## Task prompt:
Without the pictures, repeat the listing character for character.

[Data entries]
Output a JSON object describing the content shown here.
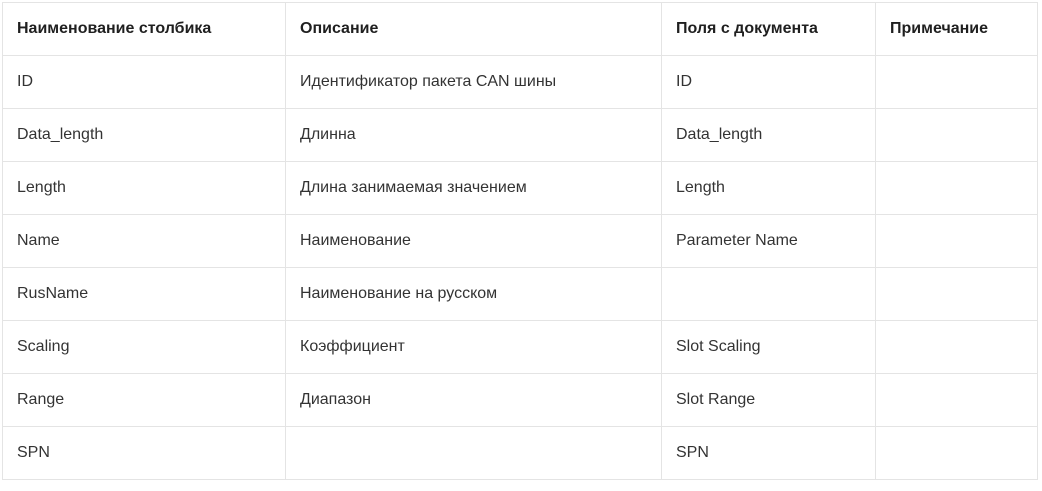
{
  "table": {
    "headers": [
      "Наименование столбика",
      "Описание",
      "Поля с документа",
      "Примечание"
    ],
    "rows": [
      [
        "ID",
        "Идентификатор пакета CAN шины",
        "ID",
        ""
      ],
      [
        "Data_length",
        "Длинна",
        "Data_length",
        ""
      ],
      [
        "Length",
        "Длина занимаемая значением",
        "Length",
        ""
      ],
      [
        "Name",
        "Наименование",
        "Parameter Name",
        ""
      ],
      [
        "RusName",
        "Наименование на русском",
        "",
        ""
      ],
      [
        "Scaling",
        "Коэффициент",
        "Slot Scaling",
        ""
      ],
      [
        "Range",
        "Диапазон",
        "Slot Range",
        ""
      ],
      [
        "SPN",
        "",
        "SPN",
        ""
      ]
    ]
  }
}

## Solution for this problem:
Output a JSON object describing the content shown here.
{
  "table": {
    "headers": [
      "Наименование столбика",
      "Описание",
      "Поля с документа",
      "Примечание"
    ],
    "rows": [
      [
        "ID",
        "Идентификатор пакета CAN шины",
        "ID",
        ""
      ],
      [
        "Data_length",
        "Длинна",
        "Data_length",
        ""
      ],
      [
        "Length",
        "Длина занимаемая значением",
        "Length",
        ""
      ],
      [
        "Name",
        "Наименование",
        "Parameter Name",
        ""
      ],
      [
        "RusName",
        "Наименование на русском",
        "",
        ""
      ],
      [
        "Scaling",
        "Коэффициент",
        "Slot Scaling",
        ""
      ],
      [
        "Range",
        "Диапазон",
        "Slot Range",
        ""
      ],
      [
        "SPN",
        "",
        "SPN",
        ""
      ]
    ]
  }
}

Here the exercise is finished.